Direction:
Please count the lines below that contain the word "sold", and reply with that number alone.

◆ ◆ ◆ ◆ ◆

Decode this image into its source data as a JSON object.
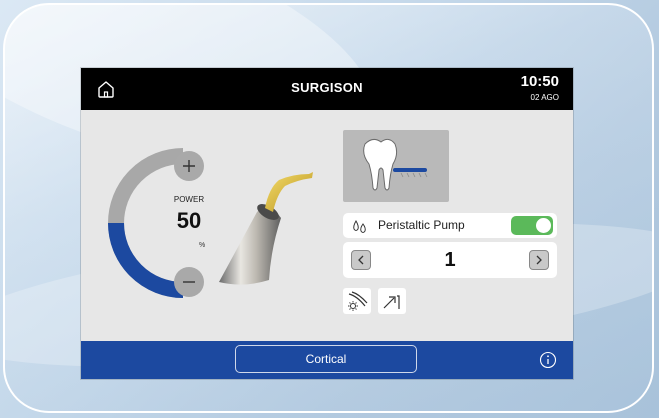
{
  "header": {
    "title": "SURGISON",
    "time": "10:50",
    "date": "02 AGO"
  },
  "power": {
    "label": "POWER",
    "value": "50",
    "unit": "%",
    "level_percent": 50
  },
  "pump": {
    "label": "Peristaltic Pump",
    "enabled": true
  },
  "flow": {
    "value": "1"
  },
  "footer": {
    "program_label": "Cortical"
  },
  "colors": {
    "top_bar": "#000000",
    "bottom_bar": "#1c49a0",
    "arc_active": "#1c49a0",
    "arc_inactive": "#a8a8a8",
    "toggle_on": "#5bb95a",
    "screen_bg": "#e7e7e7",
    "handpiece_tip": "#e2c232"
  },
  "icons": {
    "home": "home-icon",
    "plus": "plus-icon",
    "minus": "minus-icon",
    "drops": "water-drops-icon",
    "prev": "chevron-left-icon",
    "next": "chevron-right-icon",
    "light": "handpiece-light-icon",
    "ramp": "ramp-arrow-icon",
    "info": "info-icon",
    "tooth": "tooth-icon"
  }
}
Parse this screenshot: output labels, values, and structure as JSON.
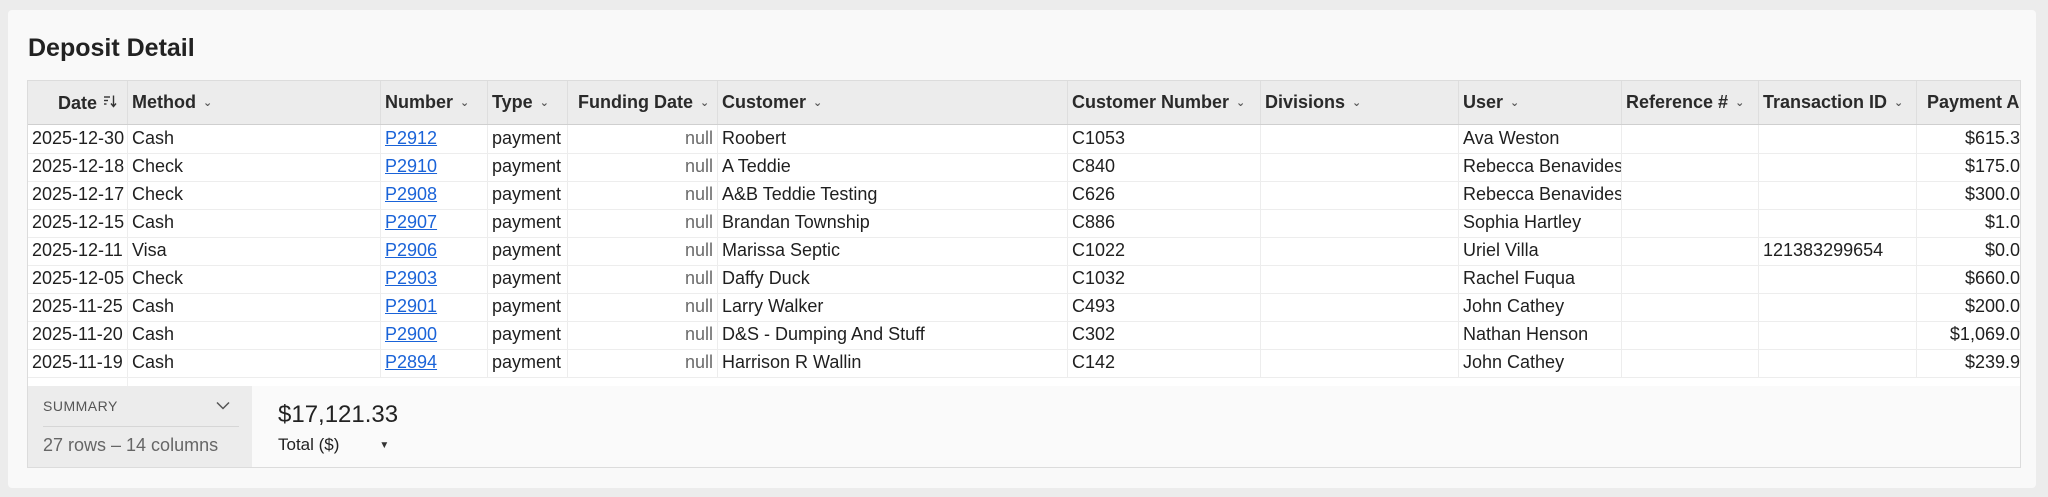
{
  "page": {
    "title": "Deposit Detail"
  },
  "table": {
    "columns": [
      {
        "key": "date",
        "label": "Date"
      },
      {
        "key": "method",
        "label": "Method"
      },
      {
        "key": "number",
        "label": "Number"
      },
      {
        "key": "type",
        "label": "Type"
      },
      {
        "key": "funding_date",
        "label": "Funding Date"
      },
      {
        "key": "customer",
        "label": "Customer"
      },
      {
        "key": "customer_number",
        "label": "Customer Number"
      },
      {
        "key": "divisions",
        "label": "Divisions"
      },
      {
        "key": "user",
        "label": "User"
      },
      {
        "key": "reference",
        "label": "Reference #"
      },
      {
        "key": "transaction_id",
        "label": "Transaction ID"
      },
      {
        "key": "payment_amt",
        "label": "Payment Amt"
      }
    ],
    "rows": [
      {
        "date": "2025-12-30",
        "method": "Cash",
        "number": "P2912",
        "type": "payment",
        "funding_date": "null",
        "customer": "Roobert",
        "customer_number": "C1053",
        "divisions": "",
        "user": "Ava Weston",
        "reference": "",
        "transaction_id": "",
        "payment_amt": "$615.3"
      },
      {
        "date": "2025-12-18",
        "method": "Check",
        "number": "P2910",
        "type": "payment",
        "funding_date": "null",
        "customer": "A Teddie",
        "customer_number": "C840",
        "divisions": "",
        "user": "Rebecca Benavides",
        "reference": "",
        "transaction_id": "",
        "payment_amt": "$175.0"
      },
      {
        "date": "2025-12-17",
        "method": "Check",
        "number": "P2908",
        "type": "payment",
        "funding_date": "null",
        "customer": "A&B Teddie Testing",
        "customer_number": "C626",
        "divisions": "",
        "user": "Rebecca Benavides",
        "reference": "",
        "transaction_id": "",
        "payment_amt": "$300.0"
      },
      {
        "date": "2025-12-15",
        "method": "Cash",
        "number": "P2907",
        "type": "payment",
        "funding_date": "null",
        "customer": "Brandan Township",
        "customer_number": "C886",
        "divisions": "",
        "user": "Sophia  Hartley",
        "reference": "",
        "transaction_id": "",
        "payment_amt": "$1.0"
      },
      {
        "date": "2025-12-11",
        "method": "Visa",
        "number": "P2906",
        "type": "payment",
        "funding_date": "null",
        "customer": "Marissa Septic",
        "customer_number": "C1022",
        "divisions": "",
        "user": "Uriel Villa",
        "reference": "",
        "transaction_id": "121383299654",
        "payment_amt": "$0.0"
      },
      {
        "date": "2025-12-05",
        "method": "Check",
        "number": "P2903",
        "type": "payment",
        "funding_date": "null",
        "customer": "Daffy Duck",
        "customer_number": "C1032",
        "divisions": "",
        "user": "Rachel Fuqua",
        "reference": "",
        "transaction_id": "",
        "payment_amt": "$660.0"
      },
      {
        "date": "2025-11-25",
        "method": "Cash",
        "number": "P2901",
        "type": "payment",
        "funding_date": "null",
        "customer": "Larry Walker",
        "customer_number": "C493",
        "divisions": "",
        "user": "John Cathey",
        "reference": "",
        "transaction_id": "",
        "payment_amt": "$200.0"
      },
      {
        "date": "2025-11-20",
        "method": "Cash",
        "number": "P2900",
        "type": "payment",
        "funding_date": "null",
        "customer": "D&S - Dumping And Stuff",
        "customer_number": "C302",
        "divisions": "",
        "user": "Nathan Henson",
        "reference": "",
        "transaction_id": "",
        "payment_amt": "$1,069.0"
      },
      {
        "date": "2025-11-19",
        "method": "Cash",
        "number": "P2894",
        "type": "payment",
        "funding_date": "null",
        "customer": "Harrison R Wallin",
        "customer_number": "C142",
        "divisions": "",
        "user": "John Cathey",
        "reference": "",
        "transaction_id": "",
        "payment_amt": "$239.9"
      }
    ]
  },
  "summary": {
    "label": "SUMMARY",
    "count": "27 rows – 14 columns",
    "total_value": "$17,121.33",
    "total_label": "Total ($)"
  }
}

◆ ◆ ◆ ◆ ◆

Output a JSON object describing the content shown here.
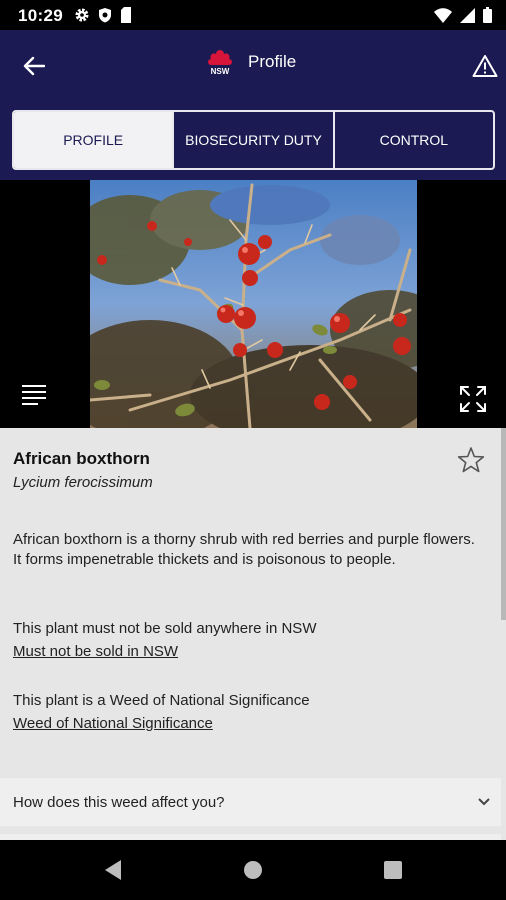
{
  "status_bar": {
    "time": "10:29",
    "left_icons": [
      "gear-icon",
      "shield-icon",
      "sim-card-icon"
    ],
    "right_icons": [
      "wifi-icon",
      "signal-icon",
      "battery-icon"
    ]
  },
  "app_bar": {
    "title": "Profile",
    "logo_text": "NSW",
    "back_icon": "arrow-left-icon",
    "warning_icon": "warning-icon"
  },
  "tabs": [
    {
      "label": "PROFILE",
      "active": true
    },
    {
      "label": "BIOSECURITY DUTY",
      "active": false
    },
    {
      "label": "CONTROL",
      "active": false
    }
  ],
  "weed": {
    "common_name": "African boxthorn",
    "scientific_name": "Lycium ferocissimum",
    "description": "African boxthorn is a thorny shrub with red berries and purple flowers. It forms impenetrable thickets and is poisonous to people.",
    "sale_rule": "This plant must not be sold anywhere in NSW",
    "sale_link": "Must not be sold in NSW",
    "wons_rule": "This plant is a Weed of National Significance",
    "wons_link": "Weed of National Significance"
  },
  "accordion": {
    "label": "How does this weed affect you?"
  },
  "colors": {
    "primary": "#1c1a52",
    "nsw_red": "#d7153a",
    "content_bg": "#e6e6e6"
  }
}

◆ ◆ ◆ ◆ ◆

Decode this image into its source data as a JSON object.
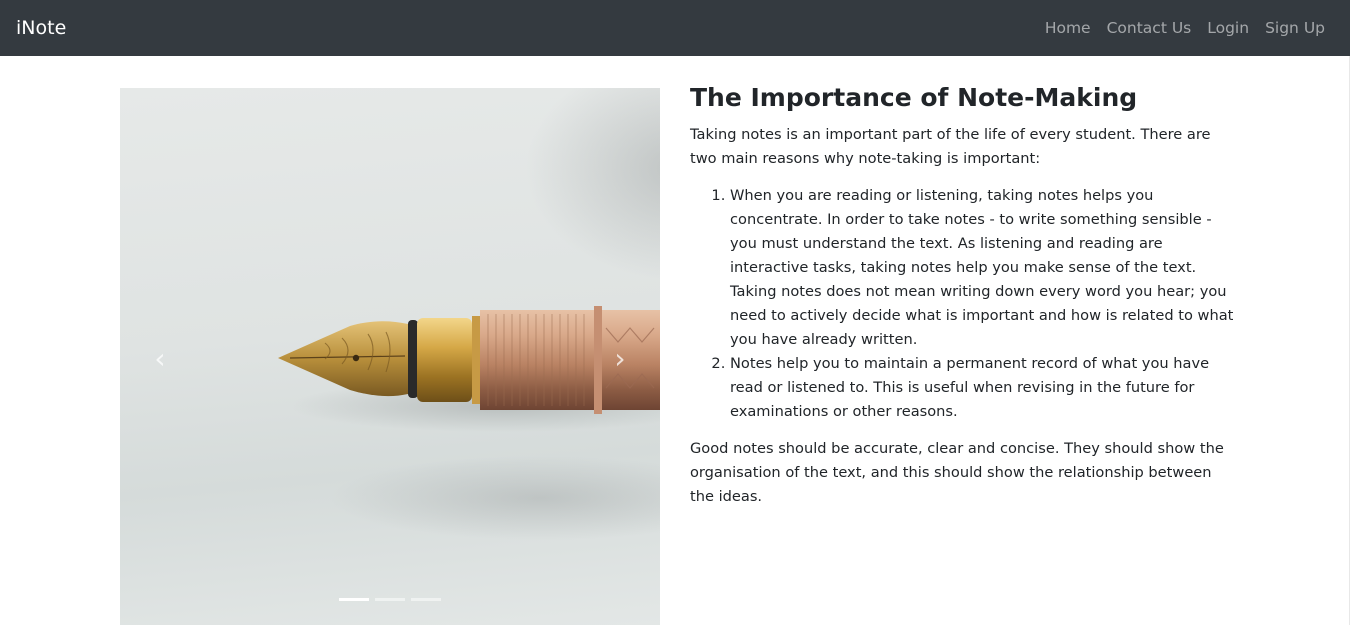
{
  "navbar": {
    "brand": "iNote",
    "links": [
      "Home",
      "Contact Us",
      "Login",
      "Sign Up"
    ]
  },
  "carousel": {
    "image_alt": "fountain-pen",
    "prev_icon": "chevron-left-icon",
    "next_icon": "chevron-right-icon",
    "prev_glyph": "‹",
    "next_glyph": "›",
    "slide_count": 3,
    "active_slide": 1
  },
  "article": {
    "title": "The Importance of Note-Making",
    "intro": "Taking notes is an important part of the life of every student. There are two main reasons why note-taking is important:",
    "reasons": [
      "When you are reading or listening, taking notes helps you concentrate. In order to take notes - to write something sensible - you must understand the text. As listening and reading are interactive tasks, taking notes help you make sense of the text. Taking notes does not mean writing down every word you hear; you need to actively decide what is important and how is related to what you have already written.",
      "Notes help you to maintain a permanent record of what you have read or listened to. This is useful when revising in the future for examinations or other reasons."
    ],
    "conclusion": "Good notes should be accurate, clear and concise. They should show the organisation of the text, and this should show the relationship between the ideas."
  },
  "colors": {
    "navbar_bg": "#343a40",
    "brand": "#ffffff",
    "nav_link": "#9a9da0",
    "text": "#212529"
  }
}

◆ ◆ ◆ ◆ ◆

The completed task:
2